EXERCISE DETAILS => Go through the entries one line at a time, and gather every line that has the word "жилищных".

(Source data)

○ ○ ○ ○ ○ ○ ○

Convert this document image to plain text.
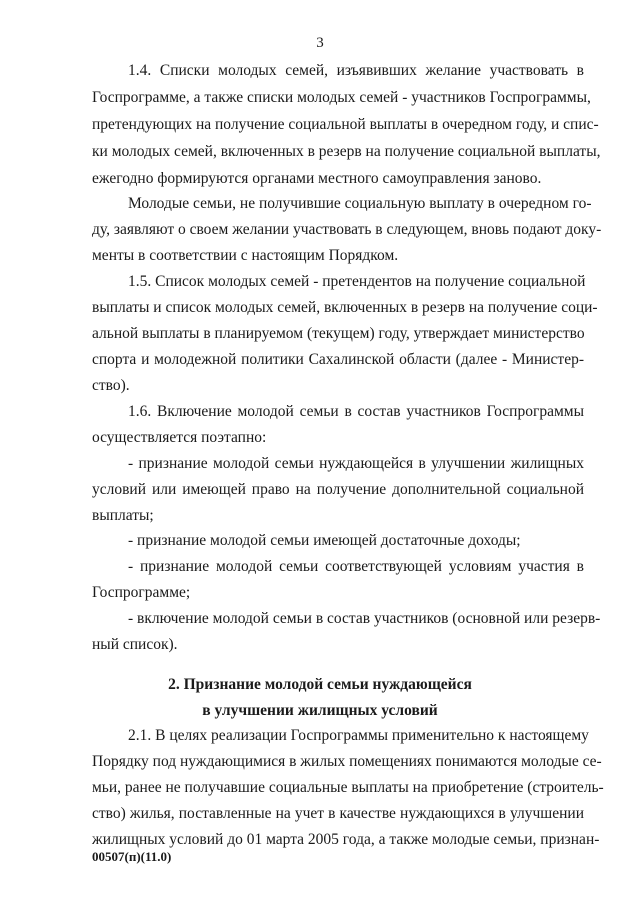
3
1.4. Списки молодых семей, изъявивших желание участвовать в
Госпрограмме, а также списки молодых семей - участников Госпрограммы,
претендующих на получение социальной выплаты в очередном году, и спис-
ки молодых семей, включенных в резерв на получение социальной выплаты,
ежегодно формируются органами местного самоуправления заново.
Молодые семьи, не получившие социальную выплату в очередном го-
ду, заявляют о своем желании участвовать в следующем, вновь подают доку-
менты в соответствии с настоящим Порядком.
1.5. Список молодых семей - претендентов на получение социальной
выплаты и список молодых семей, включенных в резерв на получение соци-
альной выплаты в планируемом (текущем) году, утверждает министерство
спорта и молодежной политики Сахалинской области (далее - Министер-
ство).
1.6. Включение молодой семьи в состав участников Госпрограммы
осуществляется поэтапно:
- признание молодой семьи нуждающейся в улучшении жилищных
условий или имеющей право на получение дополнительной социальной
выплаты;
- признание молодой семьи имеющей достаточные доходы;
- признание молодой семьи соответствующей условиям участия в
Госпрограмме;
- включение молодой семьи в состав участников (основной или резерв-
ный список).
2. Признание молодой семьи нуждающейся
в улучшении жилищных условий
2.1. В целях реализации Госпрограммы применительно к настоящему
Порядку под нуждающимися в жилых помещениях понимаются молодые се-
мьи, ранее не получавшие социальные выплаты на приобретение (строитель-
ство) жилья, поставленные на учет в качестве нуждающихся в улучшении
жилищных условий до 01 марта 2005 года, а также молодые семьи, признан-
00507(п)(11.0)
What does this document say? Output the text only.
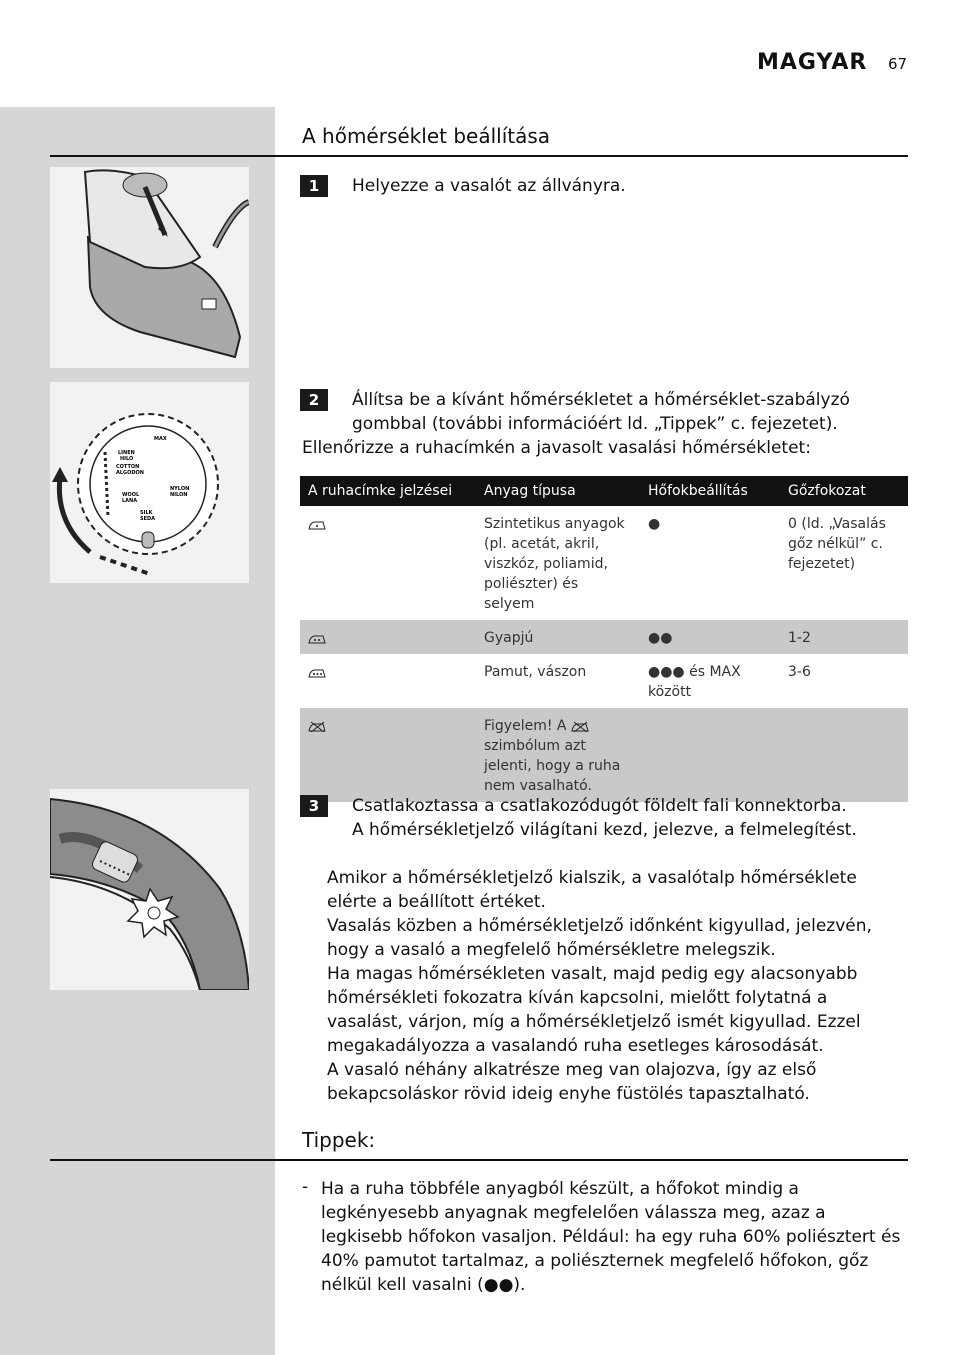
MAGYAR 67
A hőmérséklet beállítása
1	Helyezze a vasalót az állványra.
LINEN
HILO
COTTON
ALGODON
WOOL
LANA
SILK
SEDA
NYLON
NILON
MAX
2	Állítsa be a kívánt hőmérsékletet a hőmérséklet-szabályzó
gombbal (további információért ld. „Tippek” c. fejezetet).
Ellenőrizze a ruhacímkén a javasolt vasalási hőmérsékletet:
A ruhacímke jelzései	Anyag típusa	Hőfokbeállítás	Gőzfokozat
	Szintetikus anyagok (pl. acetát, akril, viszkóz, poliamid, poliészter) és selyem	●	0 (ld. „Vasalás gőz nélkül” c. fejezetet)
	Gyapjú	●●	1-2
	Pamut, vászon	●●● és MAX között	3-6
	Figyelem! A  szimbólum azt jelenti, hogy a ruha nem vasalható.		
3	Csatlakoztassa a csatlakozódugót földelt fali konnektorba.
A hőmérsékletjelző világítani kezd, jelezve, a felmelegítést.
Amikor a hőmérsékletjelző kialszik, a vasalótalp hőmérséklete
elérte a beállított értéket.
Vasalás közben a hőmérsékletjelző időnként kigyullad, jelezvén,
hogy a vasaló a megfelelő hőmérsékletre melegszik.
Ha magas hőmérsékleten vasalt, majd pedig egy alacsonyabb
hőmérsékleti fokozatra kíván kapcsolni, mielőtt folytatná a
vasalást, várjon, míg a hőmérsékletjelző ismét kigyullad. Ezzel
megakadályozza a vasalandó ruha esetleges károsodását.
A vasaló néhány alkatrésze meg van olajozva, így az első
bekapcsoláskor rövid ideig enyhe füstölés tapasztalható.
Tippek:
- Ha a ruha többféle anyagból készült, a hőfokot mindig a legkényesebb anyagnak megfelelően válassza meg, azaz a legkisebb hőfokon vasaljon. Például: ha egy ruha 60% poliésztert és 40% pamutot tartalmaz, a poliészternek megfelelő hőfokon, gőz nélkül kell vasalni (●●).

○ ○ ○ ○ ○ ○ ○

PROBLEM SOLUTION =>
- признание молодой семьи нуждающейся в улучшении жилищных
в улучшении жилищных условий
жилищных условий до 01 марта 2005 года, а также молодые семьи, признан-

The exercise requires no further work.